### Stated problem
Transcribe the entries that follow exactly as they appear, minus pictures.

#### Information provided

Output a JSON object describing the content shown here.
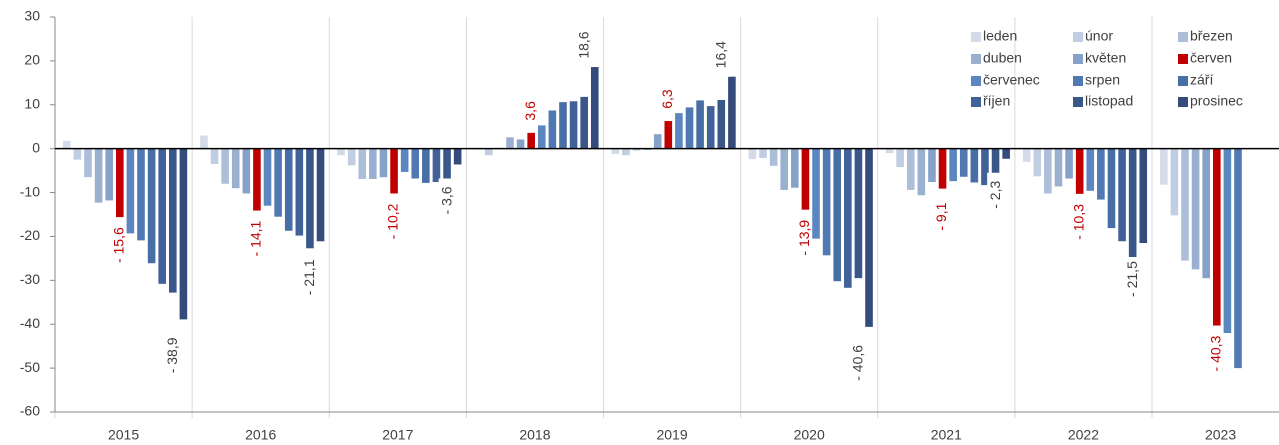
{
  "chart_data": {
    "type": "bar",
    "categories": [
      "2015",
      "2016",
      "2017",
      "2018",
      "2019",
      "2020",
      "2021",
      "2022",
      "2023"
    ],
    "ylim": [
      -60,
      30
    ],
    "yticks": [
      -60,
      -50,
      -40,
      -30,
      -20,
      -10,
      0,
      10,
      20,
      30
    ],
    "grid": false,
    "legend": "top-right",
    "series": [
      {
        "name": "leden",
        "color": "#d3dbe8",
        "values": [
          1.8,
          3.0,
          -1.5,
          -0.2,
          -1.2,
          -2.4,
          -1.0,
          -3.0,
          -8.2
        ]
      },
      {
        "name": "únor",
        "color": "#c0cde2",
        "values": [
          -2.5,
          -3.5,
          -3.8,
          -1.5,
          -1.5,
          -2.1,
          -4.2,
          -6.3,
          -15.2
        ]
      },
      {
        "name": "březen",
        "color": "#adbed9",
        "values": [
          -6.5,
          -8.0,
          -6.9,
          0.2,
          -0.4,
          -3.9,
          -9.4,
          -10.2,
          -25.5
        ]
      },
      {
        "name": "duben",
        "color": "#9ab0d1",
        "values": [
          -12.3,
          -9.0,
          -6.9,
          2.6,
          -0.3,
          -9.4,
          -10.6,
          -8.6,
          -27.5
        ]
      },
      {
        "name": "květen",
        "color": "#87a2c9",
        "values": [
          -11.8,
          -10.2,
          -6.5,
          2.1,
          3.3,
          -8.9,
          -7.6,
          -6.8,
          -29.5
        ]
      },
      {
        "name": "červen",
        "color": "#c00000",
        "values": [
          -15.6,
          -14.1,
          -10.2,
          3.6,
          6.3,
          -13.9,
          -9.1,
          -10.3,
          -40.3
        ],
        "value_labels": [
          "- 15,6",
          "- 14,1",
          "- 10,2",
          "3,6",
          "6,3",
          "- 13,9",
          "- 9,1",
          "- 10,3",
          "- 40,3"
        ]
      },
      {
        "name": "červenec",
        "color": "#5b86c0",
        "values": [
          -19.3,
          -13.0,
          -5.3,
          5.3,
          8.1,
          -20.5,
          -7.4,
          -9.6,
          -42.0
        ]
      },
      {
        "name": "srpen",
        "color": "#5079b4",
        "values": [
          -20.9,
          -15.5,
          -6.8,
          8.7,
          9.4,
          -24.3,
          -6.4,
          -11.6,
          -50.0
        ]
      },
      {
        "name": "září",
        "color": "#486ea6",
        "values": [
          -26.1,
          -18.7,
          -7.8,
          10.6,
          11.0,
          -30.2,
          -7.7,
          -18.1,
          null
        ]
      },
      {
        "name": "říjen",
        "color": "#416298",
        "values": [
          -30.8,
          -19.8,
          -7.6,
          10.8,
          9.7,
          -31.7,
          -8.3,
          -21.1,
          null
        ]
      },
      {
        "name": "listopad",
        "color": "#3a578a",
        "values": [
          -32.8,
          -22.7,
          -8.5,
          11.8,
          11.1,
          -29.5,
          -8.5,
          -25.4,
          null
        ]
      },
      {
        "name": "prosinec",
        "color": "#344b7c",
        "values": [
          -38.9,
          -21.1,
          -3.6,
          18.6,
          16.4,
          -40.6,
          -2.3,
          -21.5,
          null
        ],
        "value_labels": [
          "- 38,9",
          "- 21,1",
          "- 3,6",
          "18,6",
          "16,4",
          "- 40,6",
          "- 2,3",
          "- 21,5",
          null
        ]
      }
    ]
  }
}
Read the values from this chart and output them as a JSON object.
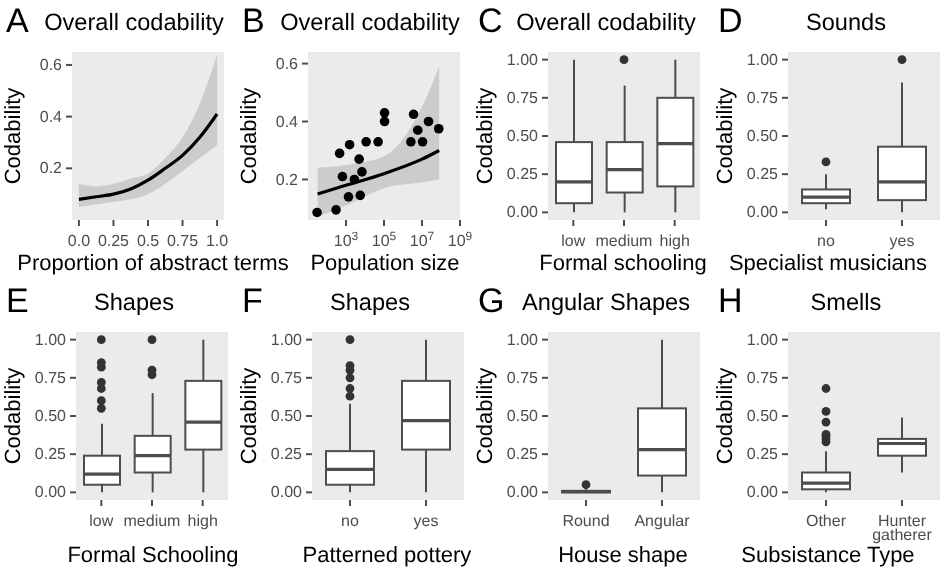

########

### Correct result
Output a JSON object describing the content shown here.
{
  "chart_data": {
    "type": "bar",
    "categories": [
      "2015",
      "2016",
      "2017",
      "2018",
      "2019",
      "2020",
      "2021",
      "2022",
      "2023"
    ],
    "ylim": [
      -60,
      30
    ],
    "yticks": [
      -60,
      -50,
      -40,
      -30,
      -20,
      -10,
      0,
      10,
      20,
      30
    ],
    "grid": false,
    "legend": "top-right",
    "series": [
      {
        "name": "leden",
        "color": "#d3dbe8",
        "values": [
          1.8,
          3.0,
          -1.5,
          -0.2,
          -1.2,
          -2.4,
          -1.0,
          -3.0,
          -8.2
        ]
      },
      {
        "name": "únor",
        "color": "#c0cde2",
        "values": [
          -2.5,
          -3.5,
          -3.8,
          -1.5,
          -1.5,
          -2.1,
          -4.2,
          -6.3,
          -15.2
        ]
      },
      {
        "name": "březen",
        "color": "#adbed9",
        "values": [
          -6.5,
          -8.0,
          -6.9,
          0.2,
          -0.4,
          -3.9,
          -9.4,
          -10.2,
          -25.5
        ]
      },
      {
        "name": "duben",
        "color": "#9ab0d1",
        "values": [
          -12.3,
          -9.0,
          -6.9,
          2.6,
          -0.3,
          -9.4,
          -10.6,
          -8.6,
          -27.5
        ]
      },
      {
        "name": "květen",
        "color": "#87a2c9",
        "values": [
          -11.8,
          -10.2,
          -6.5,
          2.1,
          3.3,
          -8.9,
          -7.6,
          -6.8,
          -29.5
        ]
      },
      {
        "name": "červen",
        "color": "#c00000",
        "values": [
          -15.6,
          -14.1,
          -10.2,
          3.6,
          6.3,
          -13.9,
          -9.1,
          -10.3,
          -40.3
        ],
        "value_labels": [
          "- 15,6",
          "- 14,1",
          "- 10,2",
          "3,6",
          "6,3",
          "- 13,9",
          "- 9,1",
          "- 10,3",
          "- 40,3"
        ]
      },
      {
        "name": "červenec",
        "color": "#5b86c0",
        "values": [
          -19.3,
          -13.0,
          -5.3,
          5.3,
          8.1,
          -20.5,
          -7.4,
          -9.6,
          -42.0
        ]
      },
      {
        "name": "srpen",
        "color": "#5079b4",
        "values": [
          -20.9,
          -15.5,
          -6.8,
          8.7,
          9.4,
          -24.3,
          -6.4,
          -11.6,
          -50.0
        ]
      },
      {
        "name": "září",
        "color": "#486ea6",
        "values": [
          -26.1,
          -18.7,
          -7.8,
          10.6,
          11.0,
          -30.2,
          -7.7,
          -18.1,
          null
        ]
      },
      {
        "name": "říjen",
        "color": "#416298",
        "values": [
          -30.8,
          -19.8,
          -7.6,
          10.8,
          9.7,
          -31.7,
          -8.3,
          -21.1,
          null
        ]
      },
      {
        "name": "listopad",
        "color": "#3a578a",
        "values": [
          -32.8,
          -22.7,
          -8.5,
          11.8,
          11.1,
          -29.5,
          -8.5,
          -25.4,
          null
        ]
      },
      {
        "name": "prosinec",
        "color": "#344b7c",
        "values": [
          -38.9,
          -21.1,
          -3.6,
          18.6,
          16.4,
          -40.6,
          -2.3,
          -21.5,
          null
        ],
        "value_labels": [
          "- 38,9",
          "- 21,1",
          "- 3,6",
          "18,6",
          "16,4",
          "- 40,6",
          "- 2,3",
          "- 21,5",
          null
        ]
      }
    ]
  }
}
Read the values from this chart and output them as a JSON object.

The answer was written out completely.